WHAT IS REQUIRED: Extract all lines that hold the string "this".

++++ DATA SUPPLIED

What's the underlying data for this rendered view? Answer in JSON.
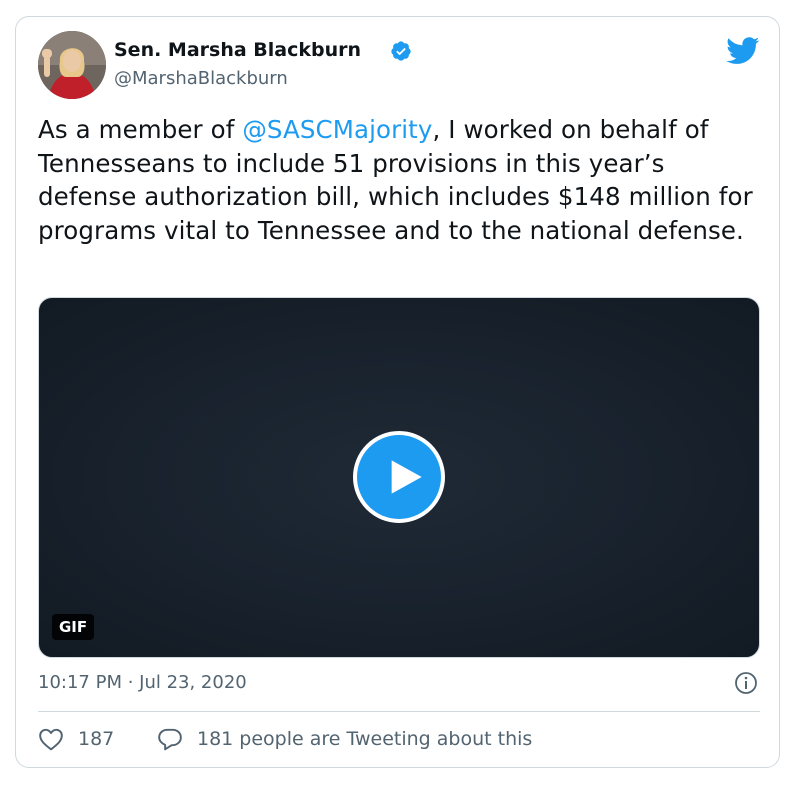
{
  "author": {
    "name": "Sen. Marsha Blackburn",
    "handle": "@MarshaBlackburn",
    "verified": true
  },
  "tweet": {
    "text_before": "As a member of ",
    "mention": "@SASCMajority",
    "text_after": ", I worked on behalf of Tennesseans to include 51 provisions in this year’s defense authorization bill, which includes $148 million for programs vital to Tennessee and to the national defense."
  },
  "media": {
    "badge": "GIF",
    "play_icon": "play-icon"
  },
  "footer": {
    "timestamp": "10:17 PM · Jul 23, 2020",
    "likes": "187",
    "conversation": "181 people are Tweeting about this"
  },
  "icons": {
    "brand": "twitter-bird-icon",
    "verified": "verified-badge-icon",
    "info": "info-icon",
    "like": "heart-icon",
    "reply": "speech-bubble-icon"
  },
  "colors": {
    "accent": "#1d9bf0",
    "text": "#0f1419",
    "muted": "#536471",
    "border": "#cfd9de"
  }
}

++++++++

WRITTEN SOLUTION:
What's the underlying data for this rendered view? Answer in JSON.
    "text_after": ", I worked on behalf of Tennesseans to include 51 provisions in this year’s defense authorization bill, which includes $148 million for programs vital to Tennessee and to the national defense."
    "conversation": "181 people are Tweeting about this"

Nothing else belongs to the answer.